* _Written request_: Quote the records in full and leave their pictures out.
[start Records for the task]
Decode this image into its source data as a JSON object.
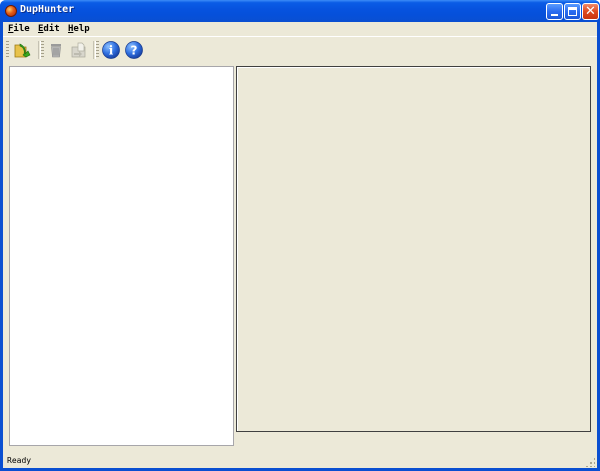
{
  "window": {
    "title": "DupHunter",
    "app_icon": "duphunter-app-icon",
    "controls": {
      "minimize_icon": "minimize-icon",
      "maximize_icon": "maximize-icon",
      "close_icon": "close-icon",
      "close_glyph": "✕"
    },
    "title_color": "#0a4fd1"
  },
  "menubar": {
    "items": [
      {
        "hotkey": "F",
        "rest": "ile"
      },
      {
        "hotkey": "E",
        "rest": "dit"
      },
      {
        "hotkey": "H",
        "rest": "elp"
      }
    ]
  },
  "toolbar": {
    "buttons": [
      {
        "icon": "open-folder-icon",
        "enabled": true
      },
      {
        "icon": "trash-icon",
        "enabled": false
      },
      {
        "icon": "move-file-icon",
        "enabled": false
      },
      {
        "icon": "info-icon",
        "glyph": "i",
        "enabled": true
      },
      {
        "icon": "help-icon",
        "glyph": "?",
        "enabled": true
      }
    ]
  },
  "status": {
    "text": "Ready"
  }
}
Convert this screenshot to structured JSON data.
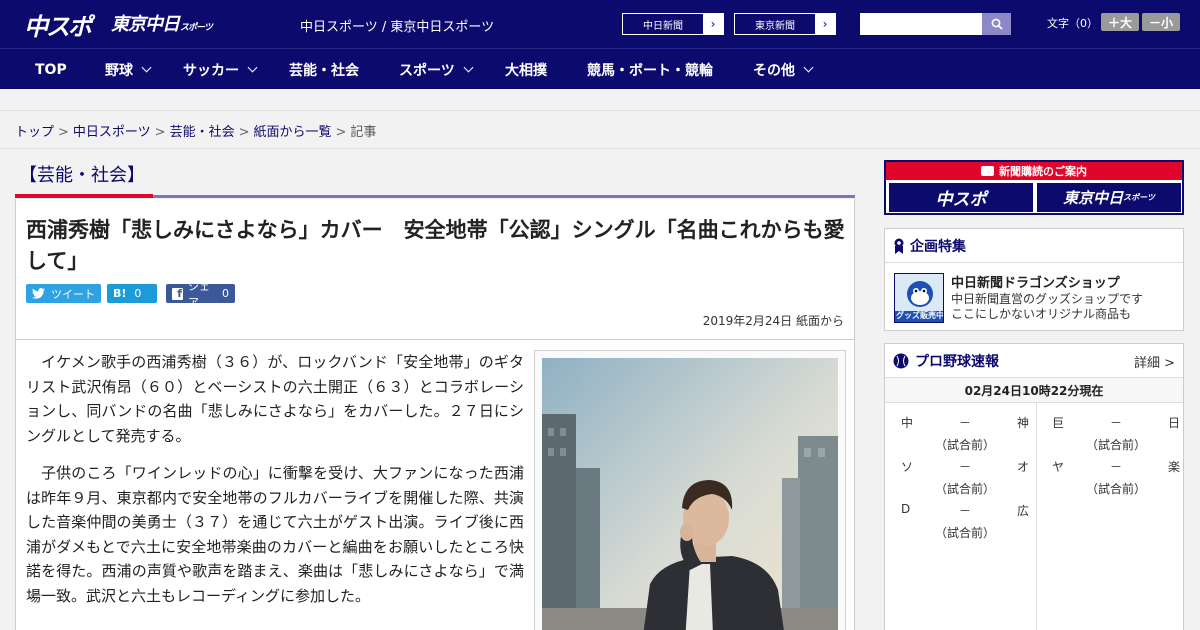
{
  "header": {
    "logo_primary": "中スポ",
    "logo_secondary": "東京中日",
    "logo_secondary_sub": "スポーツ",
    "site_title": "中日スポーツ / 東京中日スポーツ",
    "links": [
      {
        "label": "中日新聞"
      },
      {
        "label": "東京新聞"
      }
    ],
    "search": {
      "placeholder": ""
    },
    "font_size_label": "文字（0）",
    "font_plus_label": "＋大",
    "font_minus_label": "－小"
  },
  "nav": {
    "items": [
      {
        "label": "TOP",
        "has_menu": false
      },
      {
        "label": "野球",
        "has_menu": true
      },
      {
        "label": "サッカー",
        "has_menu": true
      },
      {
        "label": "芸能・社会",
        "has_menu": false
      },
      {
        "label": "スポーツ",
        "has_menu": true
      },
      {
        "label": "大相撲",
        "has_menu": false
      },
      {
        "label": "競馬・ボート・競輪",
        "has_menu": false
      },
      {
        "label": "その他",
        "has_menu": true
      }
    ]
  },
  "breadcrumb": {
    "items": [
      "トップ",
      "中日スポーツ",
      "芸能・社会",
      "紙面から一覧"
    ],
    "current": "記事"
  },
  "article": {
    "category": "【芸能・社会】",
    "headline": "西浦秀樹「悲しみにさよなら」カバー　安全地帯「公認」シングル「名曲これからも愛して」",
    "share": {
      "tweet_label": "ツイート",
      "hatena_label": "B!",
      "hatena_count": "0",
      "facebook_label": "シェア",
      "facebook_count": "0"
    },
    "date": "2019年2月24日",
    "source": "紙面から",
    "paragraphs": [
      "イケメン歌手の西浦秀樹（３６）が、ロックバンド「安全地帯」のギタリスト武沢侑昂（６０）とベーシストの六土開正（６３）とコラボレーションし、同バンドの名曲「悲しみにさよなら」をカバーした。２７日にシングルとして発売する。",
      "子供のころ「ワインレッドの心」に衝撃を受け、大ファンになった西浦は昨年９月、東京都内で安全地帯のフルカバーライブを開催した際、共演した音楽仲間の美勇士（３７）を通じて六土がゲスト出演。ライブ後に西浦がダメもとで六土に安全地帯楽曲のカバーと編曲をお願いしたところ快諾を得た。西浦の声質や歌声を踏まえ、楽曲は「悲しみにさよなら」で満場一致。武沢と六土もレコーディングに参加した。"
    ]
  },
  "sidebar": {
    "subscribe": {
      "title": "新聞購読のご案内",
      "button1": "中スポ",
      "button2": "東京中日",
      "button2_sub": "スポーツ"
    },
    "feature": {
      "title": "企画特集",
      "item_title": "中日新聞ドラゴンズショップ",
      "item_desc_line1": "中日新聞直営のグッズショップです",
      "item_desc_line2": "ここにしかないオリジナル商品も",
      "thumb_caption": "グッズ販売中"
    },
    "scores": {
      "title": "プロ野球速報",
      "detail_link": "詳細 >",
      "timestamp": "02月24日10時22分現在",
      "games": [
        {
          "home": "中",
          "vs": "－",
          "away": "神",
          "status": "（試合前）"
        },
        {
          "home": "巨",
          "vs": "－",
          "away": "日",
          "status": "（試合前）"
        },
        {
          "home": "ソ",
          "vs": "－",
          "away": "オ",
          "status": "（試合前）"
        },
        {
          "home": "ヤ",
          "vs": "－",
          "away": "楽",
          "status": "（試合前）"
        },
        {
          "home": "D",
          "vs": "－",
          "away": "広",
          "status": "（試合前）"
        }
      ]
    }
  },
  "colors": {
    "brand_navy": "#0d0a6e",
    "accent_red": "#e0052a",
    "twitter": "#2ea2e3",
    "hatena": "#1c9bd8",
    "facebook": "#3b5998"
  }
}
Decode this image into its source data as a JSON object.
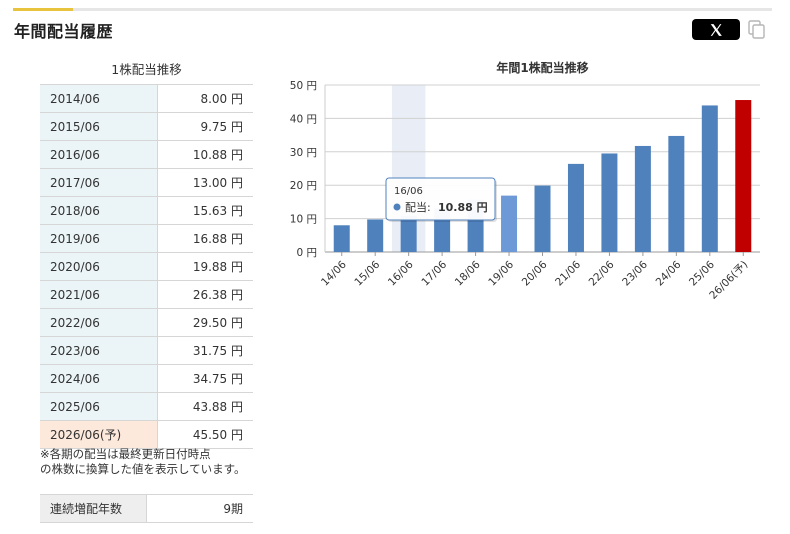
{
  "section": {
    "title": "年間配当履歴"
  },
  "share": {
    "x_label": "X"
  },
  "table": {
    "caption": "1株配当推移",
    "rows": [
      {
        "year": "2014/06",
        "value": "8.00 円"
      },
      {
        "year": "2015/06",
        "value": "9.75 円"
      },
      {
        "year": "2016/06",
        "value": "10.88 円"
      },
      {
        "year": "2017/06",
        "value": "13.00 円"
      },
      {
        "year": "2018/06",
        "value": "15.63 円"
      },
      {
        "year": "2019/06",
        "value": "16.88 円"
      },
      {
        "year": "2020/06",
        "value": "19.88 円"
      },
      {
        "year": "2021/06",
        "value": "26.38 円"
      },
      {
        "year": "2022/06",
        "value": "29.50 円"
      },
      {
        "year": "2023/06",
        "value": "31.75 円"
      },
      {
        "year": "2024/06",
        "value": "34.75 円"
      },
      {
        "year": "2025/06",
        "value": "43.88 円"
      },
      {
        "year": "2026/06(予)",
        "value": "45.50 円",
        "forecast": true
      }
    ],
    "note_line1": "※各期の配当は最終更新日付時点",
    "note_line2": "の株数に換算した値を表示しています。"
  },
  "streak": {
    "label": "連続増配年数",
    "value": "9期"
  },
  "colors": {
    "bar": "#4f81bd",
    "bar_hover": "#6d9ad6",
    "forecast": "#c00000",
    "grid": "#d0d0d0",
    "hover_band": "#e9eef6",
    "accent": "#e8c33d"
  },
  "chart_data": {
    "type": "bar",
    "title": "年間1株配当推移",
    "categories": [
      "14/06",
      "15/06",
      "16/06",
      "17/06",
      "18/06",
      "19/06",
      "20/06",
      "21/06",
      "22/06",
      "23/06",
      "24/06",
      "25/06",
      "26/06(予)"
    ],
    "values": [
      8.0,
      9.75,
      10.88,
      13.0,
      15.63,
      16.88,
      19.88,
      26.38,
      29.5,
      31.75,
      34.75,
      43.88,
      45.5
    ],
    "yticks": [
      "0 円",
      "10 円",
      "20 円",
      "30 円",
      "40 円",
      "50 円"
    ],
    "ylim": [
      0,
      50
    ],
    "grid": true,
    "forecast_index": 12,
    "hover_band_index": 2,
    "highlight_index": 5,
    "tooltip": {
      "index": 2,
      "header": "16/06",
      "series_label": "配当:",
      "value_text": "10.88 円"
    }
  }
}
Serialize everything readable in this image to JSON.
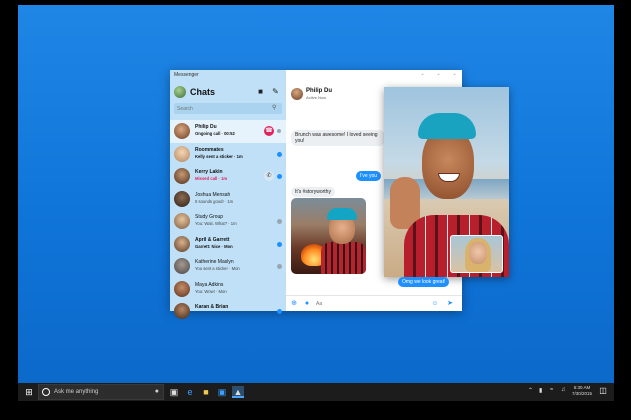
[end Records for the task]
* _Result_:
Decode this image into its source data as a JSON object.
{
  "window": {
    "title": "DupHunter",
    "app_icon": "duphunter-app-icon",
    "controls": {
      "minimize_icon": "minimize-icon",
      "maximize_icon": "maximize-icon",
      "close_icon": "close-icon",
      "close_glyph": "✕"
    },
    "title_color": "#0a4fd1"
  },
  "menubar": {
    "items": [
      {
        "hotkey": "F",
        "rest": "ile"
      },
      {
        "hotkey": "E",
        "rest": "dit"
      },
      {
        "hotkey": "H",
        "rest": "elp"
      }
    ]
  },
  "toolbar": {
    "buttons": [
      {
        "icon": "open-folder-icon",
        "enabled": true
      },
      {
        "icon": "trash-icon",
        "enabled": false
      },
      {
        "icon": "move-file-icon",
        "enabled": false
      },
      {
        "icon": "info-icon",
        "glyph": "i",
        "enabled": true
      },
      {
        "icon": "help-icon",
        "glyph": "?",
        "enabled": true
      }
    ]
  },
  "status": {
    "text": "Ready"
  }
}
Convert this screenshot to structured JSON data.
{
  "header": {
    "logo_primary": "中スポ",
    "logo_secondary": "東京中日",
    "logo_secondary_sub": "スポーツ",
    "site_title": "中日スポーツ / 東京中日スポーツ",
    "links": [
      {
        "label": "中日新聞"
      },
      {
        "label": "東京新聞"
      }
    ],
    "search": {
      "placeholder": ""
    },
    "font_size_label": "文字（0）",
    "font_plus_label": "＋大",
    "font_minus_label": "－小"
  },
  "nav": {
    "items": [
      {
        "label": "TOP",
        "has_menu": false
      },
      {
        "label": "野球",
        "has_menu": true
      },
      {
        "label": "サッカー",
        "has_menu": true
      },
      {
        "label": "芸能・社会",
        "has_menu": false
      },
      {
        "label": "スポーツ",
        "has_menu": true
      },
      {
        "label": "大相撲",
        "has_menu": false
      },
      {
        "label": "競馬・ボート・競輪",
        "has_menu": false
      },
      {
        "label": "その他",
        "has_menu": true
      }
    ]
  },
  "breadcrumb": {
    "items": [
      "トップ",
      "中日スポーツ",
      "芸能・社会",
      "紙面から一覧"
    ],
    "current": "記事"
  },
  "article": {
    "category": "【芸能・社会】",
    "headline": "西浦秀樹「悲しみにさよなら」カバー　安全地帯「公認」シングル「名曲これからも愛して」",
    "share": {
      "tweet_label": "ツイート",
      "hatena_label": "B!",
      "hatena_count": "0",
      "facebook_label": "シェア",
      "facebook_count": "0"
    },
    "date": "2019年2月24日",
    "source": "紙面から",
    "paragraphs": [
      "イケメン歌手の西浦秀樹（３６）が、ロックバンド「安全地帯」のギタリスト武沢侑昂（６０）とベーシストの六土開正（６３）とコラボレーションし、同バンドの名曲「悲しみにさよなら」をカバーした。２７日にシングルとして発売する。",
      "子供のころ「ワインレッドの心」に衝撃を受け、大ファンになった西浦は昨年９月、東京都内で安全地帯のフルカバーライブを開催した際、共演した音楽仲間の美勇士（３７）を通じて六土がゲスト出演。ライブ後に西浦がダメもとで六土に安全地帯楽曲のカバーと編曲をお願いしたところ快諾を得た。西浦の声質や歌声を踏まえ、楽曲は「悲しみにさよなら」で満場一致。武沢と六土もレコーディングに参加した。"
    ]
  },
  "sidebar": {
    "subscribe": {
      "title": "新聞購読のご案内",
      "button1": "中スポ",
      "button2": "東京中日",
      "button2_sub": "スポーツ"
    },
    "feature": {
      "title": "企画特集",
      "item_title": "中日新聞ドラゴンズショップ",
      "item_desc_line1": "中日新聞直営のグッズショップです",
      "item_desc_line2": "ここにしかないオリジナル商品も",
      "thumb_caption": "グッズ販売中"
    },
    "scores": {
      "title": "プロ野球速報",
      "detail_link": "詳細 >",
      "timestamp": "02月24日10時22分現在",
      "games": [
        {
          "home": "中",
          "vs": "－",
          "away": "神",
          "status": "（試合前）"
        },
        {
          "home": "巨",
          "vs": "－",
          "away": "日",
          "status": "（試合前）"
        },
        {
          "home": "ソ",
          "vs": "－",
          "away": "オ",
          "status": "（試合前）"
        },
        {
          "home": "ヤ",
          "vs": "－",
          "away": "楽",
          "status": "（試合前）"
        },
        {
          "home": "D",
          "vs": "－",
          "away": "広",
          "status": "（試合前）"
        }
      ]
    }
  },
  "colors": {
    "brand_navy": "#0d0a6e",
    "accent_red": "#e0052a",
    "twitter": "#2ea2e3",
    "hatena": "#1c9bd8",
    "facebook": "#3b5998"
  }
}
Decode this image into its source data as a JSON object.
{
  "section": {
    "title": "年間配当履歴"
  },
  "share": {
    "x_label": "X"
  },
  "table": {
    "caption": "1株配当推移",
    "rows": [
      {
        "year": "2014/06",
        "value": "8.00 円"
      },
      {
        "year": "2015/06",
        "value": "9.75 円"
      },
      {
        "year": "2016/06",
        "value": "10.88 円"
      },
      {
        "year": "2017/06",
        "value": "13.00 円"
      },
      {
        "year": "2018/06",
        "value": "15.63 円"
      },
      {
        "year": "2019/06",
        "value": "16.88 円"
      },
      {
        "year": "2020/06",
        "value": "19.88 円"
      },
      {
        "year": "2021/06",
        "value": "26.38 円"
      },
      {
        "year": "2022/06",
        "value": "29.50 円"
      },
      {
        "year": "2023/06",
        "value": "31.75 円"
      },
      {
        "year": "2024/06",
        "value": "34.75 円"
      },
      {
        "year": "2025/06",
        "value": "43.88 円"
      },
      {
        "year": "2026/06(予)",
        "value": "45.50 円",
        "forecast": true
      }
    ],
    "note_line1": "※各期の配当は最終更新日付時点",
    "note_line2": "の株数に換算した値を表示しています。"
  },
  "streak": {
    "label": "連続増配年数",
    "value": "9期"
  },
  "colors": {
    "bar": "#4f81bd",
    "bar_hover": "#6d9ad6",
    "forecast": "#c00000",
    "grid": "#d0d0d0",
    "hover_band": "#e9eef6",
    "accent": "#e8c33d"
  },
  "chart_data": {
    "type": "bar",
    "title": "年間1株配当推移",
    "categories": [
      "14/06",
      "15/06",
      "16/06",
      "17/06",
      "18/06",
      "19/06",
      "20/06",
      "21/06",
      "22/06",
      "23/06",
      "24/06",
      "25/06",
      "26/06(予)"
    ],
    "values": [
      8.0,
      9.75,
      10.88,
      13.0,
      15.63,
      16.88,
      19.88,
      26.38,
      29.5,
      31.75,
      34.75,
      43.88,
      45.5
    ],
    "yticks": [
      "0 円",
      "10 円",
      "20 円",
      "30 円",
      "40 円",
      "50 円"
    ],
    "ylim": [
      0,
      50
    ],
    "grid": true,
    "forecast_index": 12,
    "hover_band_index": 2,
    "highlight_index": 5,
    "tooltip": {
      "index": 2,
      "header": "16/06",
      "series_label": "配当:",
      "value_text": "10.88 円"
    }
  }
}
Serialize everything readable in this image to JSON.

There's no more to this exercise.